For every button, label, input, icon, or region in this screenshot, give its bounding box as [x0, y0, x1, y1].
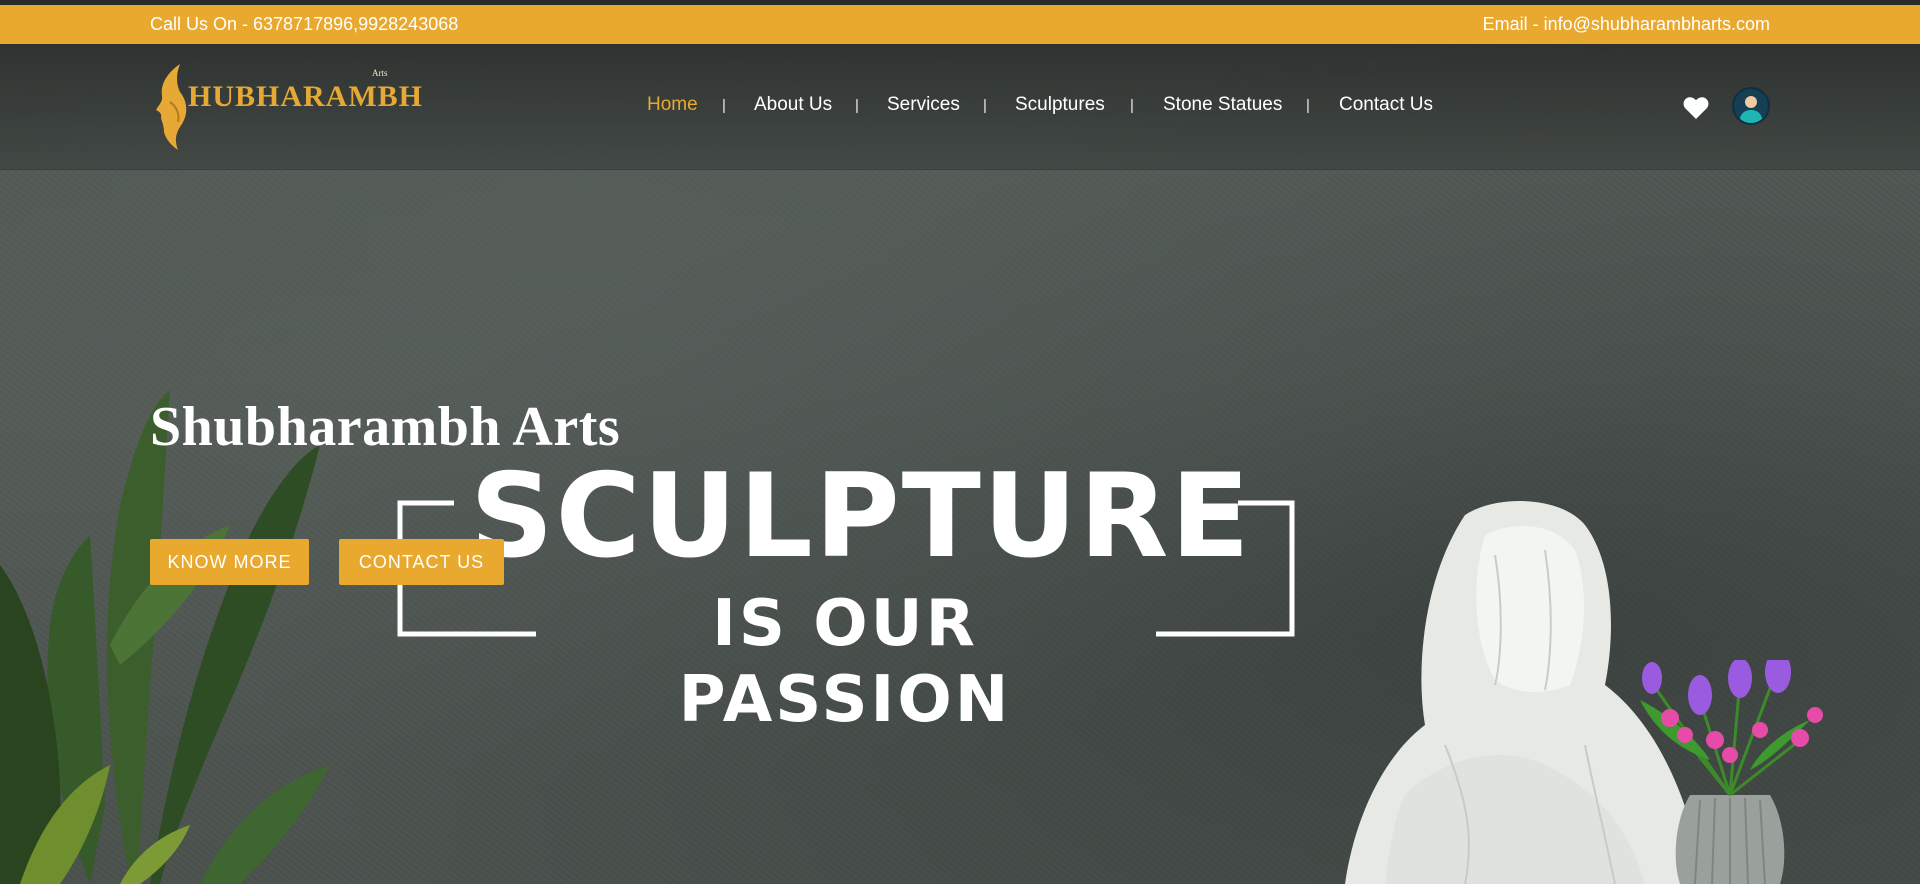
- nav-contact-us[interactable]: Contact Us: [1339, 94, 1433, 116]
- nav-services[interactable]: Services: [887, 94, 960, 116]
- know-more-button[interactable]: KNOW MORE: [150, 539, 309, 585]
- nav-separator: |: [722, 97, 726, 114]
- nav-separator: |: [1130, 97, 1134, 114]
- user-avatar-icon[interactable]: [1732, 87, 1770, 125]
- hero-headline: SCULPTURE: [470, 449, 1252, 584]
- nav-separator: |: [1306, 97, 1310, 114]
- user-silhouette-icon: [1739, 96, 1763, 123]
- phone-numbers[interactable]: Call Us On - 6378717896,9928243068: [150, 14, 458, 35]
- logo-arts-label: Arts: [372, 68, 388, 78]
- nav-separator: |: [855, 97, 859, 114]
- nav-stone-statues[interactable]: Stone Statues: [1163, 94, 1282, 116]
- nav-home[interactable]: Home: [647, 94, 698, 116]
- heart-icon[interactable]: [1683, 96, 1709, 120]
- flower-vase-image: [1640, 660, 1823, 884]
- top-contact-bar: Call Us On - 6378717896,9928243068 Email…: [0, 5, 1920, 44]
- email-address[interactable]: Email - info@shubharambharts.com: [1483, 14, 1770, 35]
- nav-separator: |: [983, 97, 987, 114]
- main-navigation: Home | About Us | Services | Sculptures …: [0, 94, 1920, 118]
- nav-sculptures[interactable]: Sculptures: [1015, 94, 1105, 116]
- contact-us-button[interactable]: CONTACT US: [339, 539, 504, 585]
- nav-about-us[interactable]: About Us: [754, 94, 832, 116]
- plant-image: [0, 390, 330, 884]
- hero-subheadline: IS OUR PASSION: [678, 587, 1012, 737]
*-*-*
Reproduce every line of the records above word for word, leaving out the picture.

[Response]:
For every button, label, input, icon, or region in this screenshot, give its bounding box as [x0, y0, x1, y1].
- nav-contact-us[interactable]: Contact Us: [1339, 94, 1433, 116]
- nav-services[interactable]: Services: [887, 94, 960, 116]
- know-more-button[interactable]: KNOW MORE: [150, 539, 309, 585]
- nav-separator: |: [722, 97, 726, 114]
- nav-separator: |: [1130, 97, 1134, 114]
- user-avatar-icon[interactable]: [1732, 87, 1770, 125]
- hero-headline: SCULPTURE: [470, 449, 1252, 584]
- nav-separator: |: [1306, 97, 1310, 114]
- user-silhouette-icon: [1739, 96, 1763, 123]
- phone-numbers[interactable]: Call Us On - 6378717896,9928243068: [150, 14, 458, 35]
- logo-arts-label: Arts: [372, 68, 388, 78]
- nav-separator: |: [855, 97, 859, 114]
- nav-stone-statues[interactable]: Stone Statues: [1163, 94, 1282, 116]
- nav-home[interactable]: Home: [647, 94, 698, 116]
- heart-icon[interactable]: [1683, 96, 1709, 120]
- flower-vase-image: [1640, 660, 1823, 884]
- top-contact-bar: Call Us On - 6378717896,9928243068 Email…: [0, 5, 1920, 44]
- email-address[interactable]: Email - info@shubharambharts.com: [1483, 14, 1770, 35]
- nav-separator: |: [983, 97, 987, 114]
- main-navigation: Home | About Us | Services | Sculptures …: [0, 94, 1920, 118]
- nav-sculptures[interactable]: Sculptures: [1015, 94, 1105, 116]
- contact-us-button[interactable]: CONTACT US: [339, 539, 504, 585]
- nav-about-us[interactable]: About Us: [754, 94, 832, 116]
- plant-image: [0, 390, 330, 884]
- hero-subheadline: IS OUR PASSION: [678, 587, 1012, 737]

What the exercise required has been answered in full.